**THE TASK**
Copy every line exactly from the one containing "sidebar-item-label: TV (41, 208, 60, 224)" down to the one containing "sidebar-item-label: TV shows", including both of those lines.

>> begin RECORDS FOR PROCESSING

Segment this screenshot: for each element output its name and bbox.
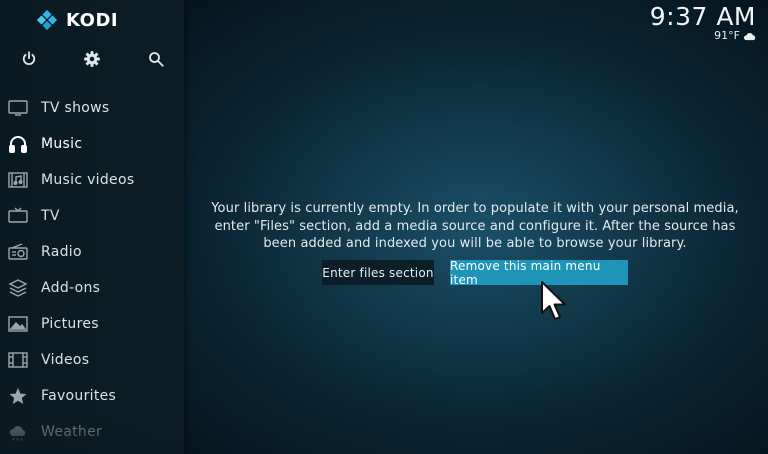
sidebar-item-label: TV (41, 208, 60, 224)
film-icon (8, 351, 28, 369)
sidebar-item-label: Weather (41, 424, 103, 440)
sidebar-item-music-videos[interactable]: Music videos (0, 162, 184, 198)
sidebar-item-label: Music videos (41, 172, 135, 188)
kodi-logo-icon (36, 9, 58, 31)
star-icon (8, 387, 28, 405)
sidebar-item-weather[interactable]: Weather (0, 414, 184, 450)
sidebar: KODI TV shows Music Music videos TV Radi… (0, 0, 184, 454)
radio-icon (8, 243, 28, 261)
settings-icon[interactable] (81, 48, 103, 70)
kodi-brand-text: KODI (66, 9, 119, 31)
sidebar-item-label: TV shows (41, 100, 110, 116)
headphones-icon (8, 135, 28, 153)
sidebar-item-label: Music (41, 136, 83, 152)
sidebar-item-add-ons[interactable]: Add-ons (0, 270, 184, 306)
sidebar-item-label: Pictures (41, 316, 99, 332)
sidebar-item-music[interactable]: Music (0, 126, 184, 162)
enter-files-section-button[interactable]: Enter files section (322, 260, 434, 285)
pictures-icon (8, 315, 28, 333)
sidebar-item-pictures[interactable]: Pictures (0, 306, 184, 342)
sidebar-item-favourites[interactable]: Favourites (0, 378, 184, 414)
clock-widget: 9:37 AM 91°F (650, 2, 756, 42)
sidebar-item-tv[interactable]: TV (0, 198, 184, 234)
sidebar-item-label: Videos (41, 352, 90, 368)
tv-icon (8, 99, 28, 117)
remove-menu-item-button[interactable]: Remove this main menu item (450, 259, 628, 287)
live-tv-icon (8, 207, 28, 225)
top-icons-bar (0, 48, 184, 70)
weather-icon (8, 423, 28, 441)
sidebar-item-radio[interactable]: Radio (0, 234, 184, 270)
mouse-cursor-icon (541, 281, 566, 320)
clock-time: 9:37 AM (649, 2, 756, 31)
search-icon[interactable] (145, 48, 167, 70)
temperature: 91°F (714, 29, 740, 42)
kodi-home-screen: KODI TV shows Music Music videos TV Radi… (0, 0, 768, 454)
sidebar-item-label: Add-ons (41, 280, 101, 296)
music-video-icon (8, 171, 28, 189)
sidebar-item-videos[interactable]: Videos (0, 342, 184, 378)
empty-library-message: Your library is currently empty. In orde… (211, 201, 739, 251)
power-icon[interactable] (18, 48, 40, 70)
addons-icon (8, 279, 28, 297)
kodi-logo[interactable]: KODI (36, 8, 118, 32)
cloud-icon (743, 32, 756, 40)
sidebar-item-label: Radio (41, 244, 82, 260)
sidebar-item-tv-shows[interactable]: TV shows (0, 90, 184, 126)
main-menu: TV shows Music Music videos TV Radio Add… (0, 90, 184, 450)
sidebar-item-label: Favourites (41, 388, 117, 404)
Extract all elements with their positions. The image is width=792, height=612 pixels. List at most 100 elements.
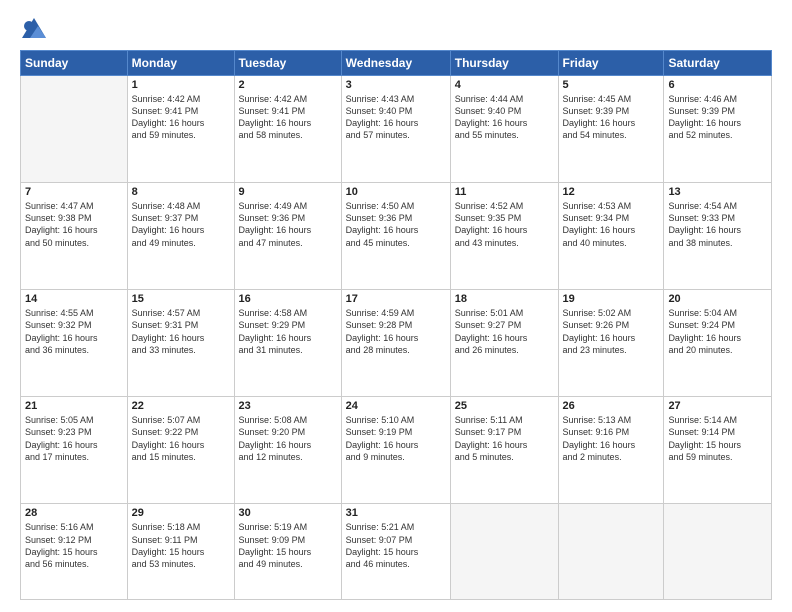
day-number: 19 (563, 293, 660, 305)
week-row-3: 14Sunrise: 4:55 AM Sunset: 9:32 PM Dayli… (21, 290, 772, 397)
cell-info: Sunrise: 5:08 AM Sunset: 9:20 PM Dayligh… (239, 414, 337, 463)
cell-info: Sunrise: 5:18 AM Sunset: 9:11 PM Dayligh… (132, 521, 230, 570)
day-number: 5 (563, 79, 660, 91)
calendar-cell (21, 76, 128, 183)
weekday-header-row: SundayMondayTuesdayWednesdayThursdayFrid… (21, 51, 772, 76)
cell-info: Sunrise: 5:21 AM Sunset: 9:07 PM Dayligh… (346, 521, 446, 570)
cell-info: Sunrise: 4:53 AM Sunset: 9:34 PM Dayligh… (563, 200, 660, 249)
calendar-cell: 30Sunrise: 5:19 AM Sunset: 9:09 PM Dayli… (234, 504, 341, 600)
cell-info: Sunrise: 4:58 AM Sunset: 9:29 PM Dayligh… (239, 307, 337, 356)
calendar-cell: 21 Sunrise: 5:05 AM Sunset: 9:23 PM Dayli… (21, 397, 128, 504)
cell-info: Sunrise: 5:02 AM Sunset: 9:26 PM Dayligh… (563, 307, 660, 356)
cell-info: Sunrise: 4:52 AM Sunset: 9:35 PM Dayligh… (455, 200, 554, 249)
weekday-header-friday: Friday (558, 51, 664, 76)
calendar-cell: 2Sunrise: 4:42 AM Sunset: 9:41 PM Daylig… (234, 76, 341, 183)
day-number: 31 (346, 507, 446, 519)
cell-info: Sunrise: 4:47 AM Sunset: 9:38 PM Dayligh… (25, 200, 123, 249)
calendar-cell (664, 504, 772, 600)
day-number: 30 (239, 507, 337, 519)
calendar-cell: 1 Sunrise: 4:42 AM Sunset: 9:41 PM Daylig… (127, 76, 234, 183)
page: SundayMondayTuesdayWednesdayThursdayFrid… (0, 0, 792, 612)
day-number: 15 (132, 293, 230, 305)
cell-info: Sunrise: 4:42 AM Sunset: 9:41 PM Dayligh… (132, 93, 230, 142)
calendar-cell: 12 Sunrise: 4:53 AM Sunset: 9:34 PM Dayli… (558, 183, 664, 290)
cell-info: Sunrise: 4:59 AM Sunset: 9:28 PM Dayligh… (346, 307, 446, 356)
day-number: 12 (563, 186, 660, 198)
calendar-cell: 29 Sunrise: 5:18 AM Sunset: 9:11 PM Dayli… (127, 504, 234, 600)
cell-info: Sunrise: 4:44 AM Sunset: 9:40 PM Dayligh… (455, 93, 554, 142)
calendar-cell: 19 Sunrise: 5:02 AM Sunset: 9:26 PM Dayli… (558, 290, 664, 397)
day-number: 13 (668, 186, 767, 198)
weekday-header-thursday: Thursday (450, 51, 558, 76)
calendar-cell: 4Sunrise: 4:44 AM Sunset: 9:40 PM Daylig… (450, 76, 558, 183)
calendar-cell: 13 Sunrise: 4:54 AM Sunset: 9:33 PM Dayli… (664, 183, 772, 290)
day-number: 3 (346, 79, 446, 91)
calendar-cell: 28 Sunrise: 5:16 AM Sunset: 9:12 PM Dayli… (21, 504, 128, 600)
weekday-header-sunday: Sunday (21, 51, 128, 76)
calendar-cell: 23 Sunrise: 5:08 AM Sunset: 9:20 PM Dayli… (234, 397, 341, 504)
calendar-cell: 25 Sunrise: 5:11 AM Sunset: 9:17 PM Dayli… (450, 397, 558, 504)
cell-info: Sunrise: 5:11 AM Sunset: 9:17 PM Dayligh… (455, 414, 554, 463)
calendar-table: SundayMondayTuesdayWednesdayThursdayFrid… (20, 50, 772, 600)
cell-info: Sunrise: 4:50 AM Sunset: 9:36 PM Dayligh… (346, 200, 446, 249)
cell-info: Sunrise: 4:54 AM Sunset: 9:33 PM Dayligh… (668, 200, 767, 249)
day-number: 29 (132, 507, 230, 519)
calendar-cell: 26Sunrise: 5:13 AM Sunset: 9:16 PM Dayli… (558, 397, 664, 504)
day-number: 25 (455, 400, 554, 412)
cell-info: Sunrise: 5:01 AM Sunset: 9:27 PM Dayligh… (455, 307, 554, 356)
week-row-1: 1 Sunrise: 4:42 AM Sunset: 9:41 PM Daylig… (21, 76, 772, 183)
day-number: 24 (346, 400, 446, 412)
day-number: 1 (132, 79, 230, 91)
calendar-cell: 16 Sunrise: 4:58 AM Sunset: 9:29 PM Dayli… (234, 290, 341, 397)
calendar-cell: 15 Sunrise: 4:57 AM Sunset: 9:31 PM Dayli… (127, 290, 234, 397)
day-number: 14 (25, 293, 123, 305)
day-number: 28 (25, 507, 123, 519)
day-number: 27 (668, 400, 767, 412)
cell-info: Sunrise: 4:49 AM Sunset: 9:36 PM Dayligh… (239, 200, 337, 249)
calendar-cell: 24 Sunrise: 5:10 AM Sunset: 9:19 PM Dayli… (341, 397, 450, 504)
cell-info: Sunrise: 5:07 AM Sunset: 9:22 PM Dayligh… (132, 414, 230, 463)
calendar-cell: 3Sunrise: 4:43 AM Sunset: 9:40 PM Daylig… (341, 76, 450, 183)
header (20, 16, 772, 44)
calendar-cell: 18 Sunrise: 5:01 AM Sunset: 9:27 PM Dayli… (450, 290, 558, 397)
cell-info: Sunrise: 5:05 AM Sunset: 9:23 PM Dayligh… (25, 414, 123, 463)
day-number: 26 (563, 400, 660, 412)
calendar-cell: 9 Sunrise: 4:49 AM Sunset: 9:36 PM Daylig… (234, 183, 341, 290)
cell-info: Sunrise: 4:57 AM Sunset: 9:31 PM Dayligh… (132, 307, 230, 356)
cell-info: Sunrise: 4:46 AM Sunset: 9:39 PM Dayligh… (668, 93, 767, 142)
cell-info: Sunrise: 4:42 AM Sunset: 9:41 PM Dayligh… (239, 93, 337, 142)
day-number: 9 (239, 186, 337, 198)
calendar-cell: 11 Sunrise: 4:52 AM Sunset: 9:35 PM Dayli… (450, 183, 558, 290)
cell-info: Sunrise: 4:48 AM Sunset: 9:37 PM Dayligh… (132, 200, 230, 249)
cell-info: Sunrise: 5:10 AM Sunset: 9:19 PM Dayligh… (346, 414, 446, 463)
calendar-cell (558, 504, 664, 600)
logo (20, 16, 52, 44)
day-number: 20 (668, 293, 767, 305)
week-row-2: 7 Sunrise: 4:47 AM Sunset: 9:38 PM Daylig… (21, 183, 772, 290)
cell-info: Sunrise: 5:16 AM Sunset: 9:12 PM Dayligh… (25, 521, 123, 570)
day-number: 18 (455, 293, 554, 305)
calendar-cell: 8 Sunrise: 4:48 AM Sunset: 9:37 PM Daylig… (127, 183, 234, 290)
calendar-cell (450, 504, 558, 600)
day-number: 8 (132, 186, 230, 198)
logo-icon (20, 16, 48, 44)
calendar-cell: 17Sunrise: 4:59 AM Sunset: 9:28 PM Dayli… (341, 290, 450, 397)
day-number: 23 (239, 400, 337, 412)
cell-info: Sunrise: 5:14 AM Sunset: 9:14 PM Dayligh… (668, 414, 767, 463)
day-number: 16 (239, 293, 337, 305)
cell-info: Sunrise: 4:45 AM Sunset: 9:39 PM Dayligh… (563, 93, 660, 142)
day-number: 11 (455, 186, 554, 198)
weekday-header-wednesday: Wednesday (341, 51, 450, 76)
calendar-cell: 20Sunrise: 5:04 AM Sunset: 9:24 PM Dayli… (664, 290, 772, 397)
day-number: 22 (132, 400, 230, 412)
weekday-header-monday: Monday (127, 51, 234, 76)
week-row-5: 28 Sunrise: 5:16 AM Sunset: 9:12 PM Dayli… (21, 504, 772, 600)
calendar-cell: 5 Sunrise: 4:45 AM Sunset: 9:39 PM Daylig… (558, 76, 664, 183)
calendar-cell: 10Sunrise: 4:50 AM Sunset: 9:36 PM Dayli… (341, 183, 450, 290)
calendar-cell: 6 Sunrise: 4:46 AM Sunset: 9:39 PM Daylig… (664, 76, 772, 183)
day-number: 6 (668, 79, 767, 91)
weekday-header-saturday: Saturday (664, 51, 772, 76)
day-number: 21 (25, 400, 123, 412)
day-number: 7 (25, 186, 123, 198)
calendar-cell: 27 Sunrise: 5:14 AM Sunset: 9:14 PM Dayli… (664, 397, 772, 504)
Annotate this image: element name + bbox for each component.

>> end RECORDS FOR PROCESSING

**REPLY TO THE TASK**
sidebar-item-label: TV (41, 208, 60, 224)
film-icon (8, 351, 28, 369)
sidebar-item-label: Weather (41, 424, 103, 440)
sidebar-item-music-videos[interactable]: Music videos (0, 162, 184, 198)
sidebar-item-label: Music videos (41, 172, 135, 188)
kodi-logo-icon (36, 9, 58, 31)
star-icon (8, 387, 28, 405)
sidebar-item-weather[interactable]: Weather (0, 414, 184, 450)
sidebar: KODI TV shows Music Music videos TV Radi… (0, 0, 184, 454)
radio-icon (8, 243, 28, 261)
settings-icon[interactable] (81, 48, 103, 70)
kodi-brand-text: KODI (66, 9, 119, 31)
sidebar-item-label: TV shows (41, 100, 110, 116)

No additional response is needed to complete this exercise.